──────── Supplied data

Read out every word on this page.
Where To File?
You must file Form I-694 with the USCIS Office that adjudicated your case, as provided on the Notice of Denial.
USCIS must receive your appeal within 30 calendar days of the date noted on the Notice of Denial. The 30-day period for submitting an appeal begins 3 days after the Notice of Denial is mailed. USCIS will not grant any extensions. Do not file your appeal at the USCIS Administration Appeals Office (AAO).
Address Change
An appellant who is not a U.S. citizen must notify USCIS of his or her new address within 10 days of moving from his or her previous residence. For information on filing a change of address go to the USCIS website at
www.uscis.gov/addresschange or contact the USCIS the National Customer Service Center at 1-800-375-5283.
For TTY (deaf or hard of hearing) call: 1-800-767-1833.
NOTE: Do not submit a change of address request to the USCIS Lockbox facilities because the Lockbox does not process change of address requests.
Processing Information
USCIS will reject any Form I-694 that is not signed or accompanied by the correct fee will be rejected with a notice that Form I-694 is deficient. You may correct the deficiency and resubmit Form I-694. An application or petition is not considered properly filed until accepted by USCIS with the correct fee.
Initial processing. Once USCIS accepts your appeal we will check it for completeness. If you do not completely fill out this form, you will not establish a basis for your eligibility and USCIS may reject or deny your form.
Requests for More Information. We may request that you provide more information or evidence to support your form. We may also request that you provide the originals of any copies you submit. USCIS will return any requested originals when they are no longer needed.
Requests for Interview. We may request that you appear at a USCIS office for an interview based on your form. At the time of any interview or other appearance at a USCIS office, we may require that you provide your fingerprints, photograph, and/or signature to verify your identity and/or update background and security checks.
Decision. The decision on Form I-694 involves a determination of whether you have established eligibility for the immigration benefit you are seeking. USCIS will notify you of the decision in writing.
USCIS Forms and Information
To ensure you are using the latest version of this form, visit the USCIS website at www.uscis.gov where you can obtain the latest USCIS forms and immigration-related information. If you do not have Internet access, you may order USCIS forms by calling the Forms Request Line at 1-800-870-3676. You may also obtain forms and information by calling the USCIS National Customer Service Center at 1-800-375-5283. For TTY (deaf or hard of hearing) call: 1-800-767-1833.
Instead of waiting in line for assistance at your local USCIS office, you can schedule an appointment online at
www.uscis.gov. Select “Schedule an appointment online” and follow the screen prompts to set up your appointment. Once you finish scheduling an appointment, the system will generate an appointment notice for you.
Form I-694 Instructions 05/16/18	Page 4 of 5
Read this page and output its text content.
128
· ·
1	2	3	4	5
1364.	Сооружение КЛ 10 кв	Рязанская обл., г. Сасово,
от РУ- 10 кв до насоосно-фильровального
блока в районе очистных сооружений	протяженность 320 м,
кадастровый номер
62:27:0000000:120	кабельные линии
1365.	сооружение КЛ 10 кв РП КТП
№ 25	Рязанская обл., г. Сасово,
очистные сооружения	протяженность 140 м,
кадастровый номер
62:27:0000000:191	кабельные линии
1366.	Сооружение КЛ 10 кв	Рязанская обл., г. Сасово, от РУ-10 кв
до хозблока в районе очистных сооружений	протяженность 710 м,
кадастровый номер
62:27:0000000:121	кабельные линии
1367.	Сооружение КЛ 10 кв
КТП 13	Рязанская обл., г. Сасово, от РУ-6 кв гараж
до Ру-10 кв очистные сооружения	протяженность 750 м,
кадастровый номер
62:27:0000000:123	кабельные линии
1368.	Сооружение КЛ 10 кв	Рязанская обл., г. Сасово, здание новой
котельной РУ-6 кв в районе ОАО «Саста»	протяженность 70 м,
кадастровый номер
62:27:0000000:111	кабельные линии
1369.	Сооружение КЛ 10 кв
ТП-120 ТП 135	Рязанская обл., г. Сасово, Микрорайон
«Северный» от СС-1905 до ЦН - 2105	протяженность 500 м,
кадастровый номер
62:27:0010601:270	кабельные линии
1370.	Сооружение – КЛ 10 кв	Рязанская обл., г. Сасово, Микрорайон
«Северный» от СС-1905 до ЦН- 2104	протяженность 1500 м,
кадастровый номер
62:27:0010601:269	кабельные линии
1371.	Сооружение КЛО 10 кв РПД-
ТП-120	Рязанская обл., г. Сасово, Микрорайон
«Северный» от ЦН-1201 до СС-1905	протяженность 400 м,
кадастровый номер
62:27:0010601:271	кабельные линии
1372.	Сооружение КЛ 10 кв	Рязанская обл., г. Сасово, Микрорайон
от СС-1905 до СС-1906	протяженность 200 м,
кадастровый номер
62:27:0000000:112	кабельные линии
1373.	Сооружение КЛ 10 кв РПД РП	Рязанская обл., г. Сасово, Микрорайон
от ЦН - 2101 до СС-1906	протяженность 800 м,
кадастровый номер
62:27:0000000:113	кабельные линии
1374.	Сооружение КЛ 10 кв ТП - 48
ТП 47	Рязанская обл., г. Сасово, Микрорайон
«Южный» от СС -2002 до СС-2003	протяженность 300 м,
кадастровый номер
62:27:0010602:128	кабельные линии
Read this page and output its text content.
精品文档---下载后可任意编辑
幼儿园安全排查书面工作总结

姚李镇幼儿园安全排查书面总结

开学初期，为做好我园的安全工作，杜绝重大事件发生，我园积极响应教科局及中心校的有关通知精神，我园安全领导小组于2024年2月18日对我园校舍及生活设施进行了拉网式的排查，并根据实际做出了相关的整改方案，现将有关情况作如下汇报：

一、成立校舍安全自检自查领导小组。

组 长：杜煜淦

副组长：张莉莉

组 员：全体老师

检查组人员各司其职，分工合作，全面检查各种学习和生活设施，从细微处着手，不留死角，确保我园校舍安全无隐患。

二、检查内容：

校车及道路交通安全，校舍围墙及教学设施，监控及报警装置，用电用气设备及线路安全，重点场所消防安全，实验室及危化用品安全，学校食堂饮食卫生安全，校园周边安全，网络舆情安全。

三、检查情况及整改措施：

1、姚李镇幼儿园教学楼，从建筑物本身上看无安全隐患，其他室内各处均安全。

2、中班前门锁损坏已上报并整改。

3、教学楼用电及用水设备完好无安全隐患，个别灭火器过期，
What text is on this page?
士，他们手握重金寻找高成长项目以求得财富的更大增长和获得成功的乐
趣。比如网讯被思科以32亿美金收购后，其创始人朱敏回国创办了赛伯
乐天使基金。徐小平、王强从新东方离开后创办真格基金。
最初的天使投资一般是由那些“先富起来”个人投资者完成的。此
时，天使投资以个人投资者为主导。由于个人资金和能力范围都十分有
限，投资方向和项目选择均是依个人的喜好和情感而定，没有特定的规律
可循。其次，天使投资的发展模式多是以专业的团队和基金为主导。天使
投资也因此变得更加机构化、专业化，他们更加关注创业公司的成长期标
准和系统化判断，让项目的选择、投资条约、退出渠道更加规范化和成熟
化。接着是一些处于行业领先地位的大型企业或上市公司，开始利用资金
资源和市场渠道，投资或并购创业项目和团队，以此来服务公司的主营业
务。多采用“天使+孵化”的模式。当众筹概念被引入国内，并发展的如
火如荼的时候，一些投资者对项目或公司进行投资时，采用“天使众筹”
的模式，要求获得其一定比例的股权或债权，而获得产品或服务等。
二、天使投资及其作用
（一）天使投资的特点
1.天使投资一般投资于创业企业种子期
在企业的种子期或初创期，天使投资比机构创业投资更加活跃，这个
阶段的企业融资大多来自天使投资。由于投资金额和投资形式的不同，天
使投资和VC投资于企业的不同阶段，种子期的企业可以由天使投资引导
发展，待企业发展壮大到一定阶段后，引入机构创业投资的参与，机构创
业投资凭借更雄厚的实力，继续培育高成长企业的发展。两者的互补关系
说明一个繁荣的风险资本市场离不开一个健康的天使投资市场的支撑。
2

────────────────

*Exercise description*: With the line containing "What text is on this page?" as the first and the last line of the records as the final one, print exactly the lines in that span.

*Solution for this exercise*:
What text is on this page?
士，他们手握重金寻找高成长项目以求得财富的更大增长和获得成功的乐
趣。比如网讯被思科以32亿美金收购后，其创始人朱敏回国创办了赛伯
乐天使基金。徐小平、王强从新东方离开后创办真格基金。
最初的天使投资一般是由那些“先富起来”个人投资者完成的。此
时，天使投资以个人投资者为主导。由于个人资金和能力范围都十分有
限，投资方向和项目选择均是依个人的喜好和情感而定，没有特定的规律
可循。其次，天使投资的发展模式多是以专业的团队和基金为主导。天使
投资也因此变得更加机构化、专业化，他们更加关注创业公司的成长期标
准和系统化判断，让项目的选择、投资条约、退出渠道更加规范化和成熟
化。接着是一些处于行业领先地位的大型企业或上市公司，开始利用资金
资源和市场渠道，投资或并购创业项目和团队，以此来服务公司的主营业
务。多采用“天使+孵化”的模式。当众筹概念被引入国内，并发展的如
火如荼的时候，一些投资者对项目或公司进行投资时，采用“天使众筹”
的模式，要求获得其一定比例的股权或债权，而获得产品或服务等。
二、天使投资及其作用
（一）天使投资的特点
1.天使投资一般投资于创业企业种子期
在企业的种子期或初创期，天使投资比机构创业投资更加活跃，这个
阶段的企业融资大多来自天使投资。由于投资金额和投资形式的不同，天
使投资和VC投资于企业的不同阶段，种子期的企业可以由天使投资引导
发展，待企业发展壮大到一定阶段后，引入机构创业投资的参与，机构创
业投资凭借更雄厚的实力，继续培育高成长企业的发展。两者的互补关系
说明一个繁荣的风险资本市场离不开一个健康的天使投资市场的支撑。
2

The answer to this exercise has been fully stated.